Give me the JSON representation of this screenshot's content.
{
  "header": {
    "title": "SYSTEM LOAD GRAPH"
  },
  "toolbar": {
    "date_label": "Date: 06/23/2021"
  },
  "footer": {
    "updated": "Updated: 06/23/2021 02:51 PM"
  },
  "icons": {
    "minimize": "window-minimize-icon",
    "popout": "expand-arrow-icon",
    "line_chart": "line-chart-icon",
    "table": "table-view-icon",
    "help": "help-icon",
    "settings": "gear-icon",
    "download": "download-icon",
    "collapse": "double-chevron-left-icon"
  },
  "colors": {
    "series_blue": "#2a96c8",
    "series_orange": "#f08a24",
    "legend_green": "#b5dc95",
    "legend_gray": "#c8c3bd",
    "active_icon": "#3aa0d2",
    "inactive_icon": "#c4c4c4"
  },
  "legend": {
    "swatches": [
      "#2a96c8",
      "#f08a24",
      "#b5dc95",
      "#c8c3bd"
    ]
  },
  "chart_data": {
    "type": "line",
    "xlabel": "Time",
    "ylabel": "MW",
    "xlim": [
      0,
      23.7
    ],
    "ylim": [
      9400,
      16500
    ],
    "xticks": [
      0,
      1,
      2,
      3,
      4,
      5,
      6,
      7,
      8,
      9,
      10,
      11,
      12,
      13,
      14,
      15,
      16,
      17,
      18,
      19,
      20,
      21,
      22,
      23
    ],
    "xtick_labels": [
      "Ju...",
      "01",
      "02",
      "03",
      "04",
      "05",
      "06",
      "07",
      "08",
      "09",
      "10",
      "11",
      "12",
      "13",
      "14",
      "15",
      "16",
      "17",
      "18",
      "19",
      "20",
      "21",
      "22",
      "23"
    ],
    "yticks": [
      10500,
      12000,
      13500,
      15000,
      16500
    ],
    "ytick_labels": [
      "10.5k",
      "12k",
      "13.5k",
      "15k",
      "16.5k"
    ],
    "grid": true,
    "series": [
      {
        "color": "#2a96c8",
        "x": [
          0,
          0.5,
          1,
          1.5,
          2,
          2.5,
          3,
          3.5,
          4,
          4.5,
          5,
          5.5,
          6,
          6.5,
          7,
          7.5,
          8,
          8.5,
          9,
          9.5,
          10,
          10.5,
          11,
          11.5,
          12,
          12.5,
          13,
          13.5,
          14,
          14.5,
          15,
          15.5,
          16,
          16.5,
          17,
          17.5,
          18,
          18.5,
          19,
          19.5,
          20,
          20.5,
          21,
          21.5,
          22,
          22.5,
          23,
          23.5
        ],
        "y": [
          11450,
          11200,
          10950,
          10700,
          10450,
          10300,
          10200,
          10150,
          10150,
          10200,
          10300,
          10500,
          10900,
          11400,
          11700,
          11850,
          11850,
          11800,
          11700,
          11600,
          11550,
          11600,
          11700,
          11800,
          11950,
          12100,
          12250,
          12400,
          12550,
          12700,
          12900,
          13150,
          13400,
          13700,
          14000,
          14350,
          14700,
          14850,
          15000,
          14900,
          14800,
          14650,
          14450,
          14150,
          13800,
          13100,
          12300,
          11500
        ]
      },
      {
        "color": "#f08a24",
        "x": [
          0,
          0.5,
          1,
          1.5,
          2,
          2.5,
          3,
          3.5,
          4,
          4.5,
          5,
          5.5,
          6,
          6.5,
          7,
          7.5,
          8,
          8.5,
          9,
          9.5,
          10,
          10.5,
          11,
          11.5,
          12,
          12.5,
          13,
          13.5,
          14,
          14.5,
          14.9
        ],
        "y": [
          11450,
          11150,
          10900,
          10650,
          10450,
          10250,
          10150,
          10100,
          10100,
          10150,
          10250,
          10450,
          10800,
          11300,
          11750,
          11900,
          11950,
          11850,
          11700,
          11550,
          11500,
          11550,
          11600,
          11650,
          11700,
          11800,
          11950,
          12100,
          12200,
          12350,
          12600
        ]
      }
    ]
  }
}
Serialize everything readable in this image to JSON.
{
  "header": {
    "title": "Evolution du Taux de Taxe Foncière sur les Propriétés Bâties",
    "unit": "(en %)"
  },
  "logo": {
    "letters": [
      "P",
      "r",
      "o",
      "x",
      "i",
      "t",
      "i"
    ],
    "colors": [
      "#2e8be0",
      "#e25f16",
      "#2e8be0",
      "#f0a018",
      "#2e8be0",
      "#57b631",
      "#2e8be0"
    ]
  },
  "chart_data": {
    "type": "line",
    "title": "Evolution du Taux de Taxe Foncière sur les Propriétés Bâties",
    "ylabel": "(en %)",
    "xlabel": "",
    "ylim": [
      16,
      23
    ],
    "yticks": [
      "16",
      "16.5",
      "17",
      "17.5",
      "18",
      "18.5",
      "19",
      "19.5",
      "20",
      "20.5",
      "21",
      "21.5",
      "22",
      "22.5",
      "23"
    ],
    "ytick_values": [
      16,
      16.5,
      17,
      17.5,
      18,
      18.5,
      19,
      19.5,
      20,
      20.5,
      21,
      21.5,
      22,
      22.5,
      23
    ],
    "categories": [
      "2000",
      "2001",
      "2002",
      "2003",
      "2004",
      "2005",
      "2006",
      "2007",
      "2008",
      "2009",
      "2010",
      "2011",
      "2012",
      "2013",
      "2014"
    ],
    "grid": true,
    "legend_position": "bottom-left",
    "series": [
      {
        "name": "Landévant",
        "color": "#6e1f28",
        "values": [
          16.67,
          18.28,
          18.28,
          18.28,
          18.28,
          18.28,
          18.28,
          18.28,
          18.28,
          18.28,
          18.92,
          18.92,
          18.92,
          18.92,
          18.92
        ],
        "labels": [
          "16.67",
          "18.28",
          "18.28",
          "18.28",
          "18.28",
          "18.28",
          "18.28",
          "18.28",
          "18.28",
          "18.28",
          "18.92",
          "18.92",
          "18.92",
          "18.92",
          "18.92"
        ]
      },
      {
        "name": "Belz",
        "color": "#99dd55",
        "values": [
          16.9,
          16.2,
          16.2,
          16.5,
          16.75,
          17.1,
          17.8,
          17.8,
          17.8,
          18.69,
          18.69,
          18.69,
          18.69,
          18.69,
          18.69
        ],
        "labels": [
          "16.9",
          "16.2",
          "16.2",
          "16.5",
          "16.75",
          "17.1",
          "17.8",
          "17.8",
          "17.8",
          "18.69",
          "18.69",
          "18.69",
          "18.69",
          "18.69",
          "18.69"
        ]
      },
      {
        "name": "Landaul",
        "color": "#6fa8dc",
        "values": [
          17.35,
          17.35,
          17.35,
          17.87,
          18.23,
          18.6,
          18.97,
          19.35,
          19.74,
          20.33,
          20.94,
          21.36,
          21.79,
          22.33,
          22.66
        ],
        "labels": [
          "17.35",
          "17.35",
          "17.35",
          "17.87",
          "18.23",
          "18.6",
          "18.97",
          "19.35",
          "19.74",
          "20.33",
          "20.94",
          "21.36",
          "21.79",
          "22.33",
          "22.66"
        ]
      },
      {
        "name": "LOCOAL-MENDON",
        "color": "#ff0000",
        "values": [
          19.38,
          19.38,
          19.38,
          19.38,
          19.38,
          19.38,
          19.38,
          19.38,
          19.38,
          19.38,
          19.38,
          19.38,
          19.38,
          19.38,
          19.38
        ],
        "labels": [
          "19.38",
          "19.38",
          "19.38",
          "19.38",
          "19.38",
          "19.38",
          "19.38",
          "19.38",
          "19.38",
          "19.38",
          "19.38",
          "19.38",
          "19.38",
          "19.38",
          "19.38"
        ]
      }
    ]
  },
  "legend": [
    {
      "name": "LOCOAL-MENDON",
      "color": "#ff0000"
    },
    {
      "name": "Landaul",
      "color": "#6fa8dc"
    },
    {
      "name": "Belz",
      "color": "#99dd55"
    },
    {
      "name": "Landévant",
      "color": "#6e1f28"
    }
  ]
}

** TO BE DONE **
The records above need to be transcribed in full. Keep every character unchanged.

** ANSWER FOR THE TASK **
Give me the JSON representation of this screenshot's content.
{
  "header": {
    "title": "SYSTEM LOAD GRAPH"
  },
  "toolbar": {
    "date_label": "Date: 06/23/2021"
  },
  "footer": {
    "updated": "Updated: 06/23/2021 02:51 PM"
  },
  "icons": {
    "minimize": "window-minimize-icon",
    "popout": "expand-arrow-icon",
    "line_chart": "line-chart-icon",
    "table": "table-view-icon",
    "help": "help-icon",
    "settings": "gear-icon",
    "download": "download-icon",
    "collapse": "double-chevron-left-icon"
  },
  "colors": {
    "series_blue": "#2a96c8",
    "series_orange": "#f08a24",
    "legend_green": "#b5dc95",
    "legend_gray": "#c8c3bd",
    "active_icon": "#3aa0d2",
    "inactive_icon": "#c4c4c4"
  },
  "legend": {
    "swatches": [
      "#2a96c8",
      "#f08a24",
      "#b5dc95",
      "#c8c3bd"
    ]
  },
  "chart_data": {
    "type": "line",
    "xlabel": "Time",
    "ylabel": "MW",
    "xlim": [
      0,
      23.7
    ],
    "ylim": [
      9400,
      16500
    ],
    "xticks": [
      0,
      1,
      2,
      3,
      4,
      5,
      6,
      7,
      8,
      9,
      10,
      11,
      12,
      13,
      14,
      15,
      16,
      17,
      18,
      19,
      20,
      21,
      22,
      23
    ],
    "xtick_labels": [
      "Ju...",
      "01",
      "02",
      "03",
      "04",
      "05",
      "06",
      "07",
      "08",
      "09",
      "10",
      "11",
      "12",
      "13",
      "14",
      "15",
      "16",
      "17",
      "18",
      "19",
      "20",
      "21",
      "22",
      "23"
    ],
    "yticks": [
      10500,
      12000,
      13500,
      15000,
      16500
    ],
    "ytick_labels": [
      "10.5k",
      "12k",
      "13.5k",
      "15k",
      "16.5k"
    ],
    "grid": true,
    "series": [
      {
        "color": "#2a96c8",
        "x": [
          0,
          0.5,
          1,
          1.5,
          2,
          2.5,
          3,
          3.5,
          4,
          4.5,
          5,
          5.5,
          6,
          6.5,
          7,
          7.5,
          8,
          8.5,
          9,
          9.5,
          10,
          10.5,
          11,
          11.5,
          12,
          12.5,
          13,
          13.5,
          14,
          14.5,
          15,
          15.5,
          16,
          16.5,
          17,
          17.5,
          18,
          18.5,
          19,
          19.5,
          20,
          20.5,
          21,
          21.5,
          22,
          22.5,
          23,
          23.5
        ],
        "y": [
          11450,
          11200,
          10950,
          10700,
          10450,
          10300,
          10200,
          10150,
          10150,
          10200,
          10300,
          10500,
          10900,
          11400,
          11700,
          11850,
          11850,
          11800,
          11700,
          11600,
          11550,
          11600,
          11700,
          11800,
          11950,
          12100,
          12250,
          12400,
          12550,
          12700,
          12900,
          13150,
          13400,
          13700,
          14000,
          14350,
          14700,
          14850,
          15000,
          14900,
          14800,
          14650,
          14450,
          14150,
          13800,
          13100,
          12300,
          11500
        ]
      },
      {
        "color": "#f08a24",
        "x": [
          0,
          0.5,
          1,
          1.5,
          2,
          2.5,
          3,
          3.5,
          4,
          4.5,
          5,
          5.5,
          6,
          6.5,
          7,
          7.5,
          8,
          8.5,
          9,
          9.5,
          10,
          10.5,
          11,
          11.5,
          12,
          12.5,
          13,
          13.5,
          14,
          14.5,
          14.9
        ],
        "y": [
          11450,
          11150,
          10900,
          10650,
          10450,
          10250,
          10150,
          10100,
          10100,
          10150,
          10250,
          10450,
          10800,
          11300,
          11750,
          11900,
          11950,
          11850,
          11700,
          11550,
          11500,
          11550,
          11600,
          11650,
          11700,
          11800,
          11950,
          12100,
          12200,
          12350,
          12600
        ]
      }
    ]
  }
}
Serialize everything readable in this image to JSON.
{
  "header": {
    "title": "Evolution du Taux de Taxe Foncière sur les Propriétés Bâties",
    "unit": "(en %)"
  },
  "logo": {
    "letters": [
      "P",
      "r",
      "o",
      "x",
      "i",
      "t",
      "i"
    ],
    "colors": [
      "#2e8be0",
      "#e25f16",
      "#2e8be0",
      "#f0a018",
      "#2e8be0",
      "#57b631",
      "#2e8be0"
    ]
  },
  "chart_data": {
    "type": "line",
    "title": "Evolution du Taux de Taxe Foncière sur les Propriétés Bâties",
    "ylabel": "(en %)",
    "xlabel": "",
    "ylim": [
      16,
      23
    ],
    "yticks": [
      "16",
      "16.5",
      "17",
      "17.5",
      "18",
      "18.5",
      "19",
      "19.5",
      "20",
      "20.5",
      "21",
      "21.5",
      "22",
      "22.5",
      "23"
    ],
    "ytick_values": [
      16,
      16.5,
      17,
      17.5,
      18,
      18.5,
      19,
      19.5,
      20,
      20.5,
      21,
      21.5,
      22,
      22.5,
      23
    ],
    "categories": [
      "2000",
      "2001",
      "2002",
      "2003",
      "2004",
      "2005",
      "2006",
      "2007",
      "2008",
      "2009",
      "2010",
      "2011",
      "2012",
      "2013",
      "2014"
    ],
    "grid": true,
    "legend_position": "bottom-left",
    "series": [
      {
        "name": "Landévant",
        "color": "#6e1f28",
        "values": [
          16.67,
          18.28,
          18.28,
          18.28,
          18.28,
          18.28,
          18.28,
          18.28,
          18.28,
          18.28,
          18.92,
          18.92,
          18.92,
          18.92,
          18.92
        ],
        "labels": [
          "16.67",
          "18.28",
          "18.28",
          "18.28",
          "18.28",
          "18.28",
          "18.28",
          "18.28",
          "18.28",
          "18.28",
          "18.92",
          "18.92",
          "18.92",
          "18.92",
          "18.92"
        ]
      },
      {
        "name": "Belz",
        "color": "#99dd55",
        "values": [
          16.9,
          16.2,
          16.2,
          16.5,
          16.75,
          17.1,
          17.8,
          17.8,
          17.8,
          18.69,
          18.69,
          18.69,
          18.69,
          18.69,
          18.69
        ],
        "labels": [
          "16.9",
          "16.2",
          "16.2",
          "16.5",
          "16.75",
          "17.1",
          "17.8",
          "17.8",
          "17.8",
          "18.69",
          "18.69",
          "18.69",
          "18.69",
          "18.69",
          "18.69"
        ]
      },
      {
        "name": "Landaul",
        "color": "#6fa8dc",
        "values": [
          17.35,
          17.35,
          17.35,
          17.87,
          18.23,
          18.6,
          18.97,
          19.35,
          19.74,
          20.33,
          20.94,
          21.36,
          21.79,
          22.33,
          22.66
        ],
        "labels": [
          "17.35",
          "17.35",
          "17.35",
          "17.87",
          "18.23",
          "18.6",
          "18.97",
          "19.35",
          "19.74",
          "20.33",
          "20.94",
          "21.36",
          "21.79",
          "22.33",
          "22.66"
        ]
      },
      {
        "name": "LOCOAL-MENDON",
        "color": "#ff0000",
        "values": [
          19.38,
          19.38,
          19.38,
          19.38,
          19.38,
          19.38,
          19.38,
          19.38,
          19.38,
          19.38,
          19.38,
          19.38,
          19.38,
          19.38,
          19.38
        ],
        "labels": [
          "19.38",
          "19.38",
          "19.38",
          "19.38",
          "19.38",
          "19.38",
          "19.38",
          "19.38",
          "19.38",
          "19.38",
          "19.38",
          "19.38",
          "19.38",
          "19.38",
          "19.38"
        ]
      }
    ]
  },
  "legend": [
    {
      "name": "LOCOAL-MENDON",
      "color": "#ff0000"
    },
    {
      "name": "Landaul",
      "color": "#6fa8dc"
    },
    {
      "name": "Belz",
      "color": "#99dd55"
    },
    {
      "name": "Landévant",
      "color": "#6e1f28"
    }
  ]
}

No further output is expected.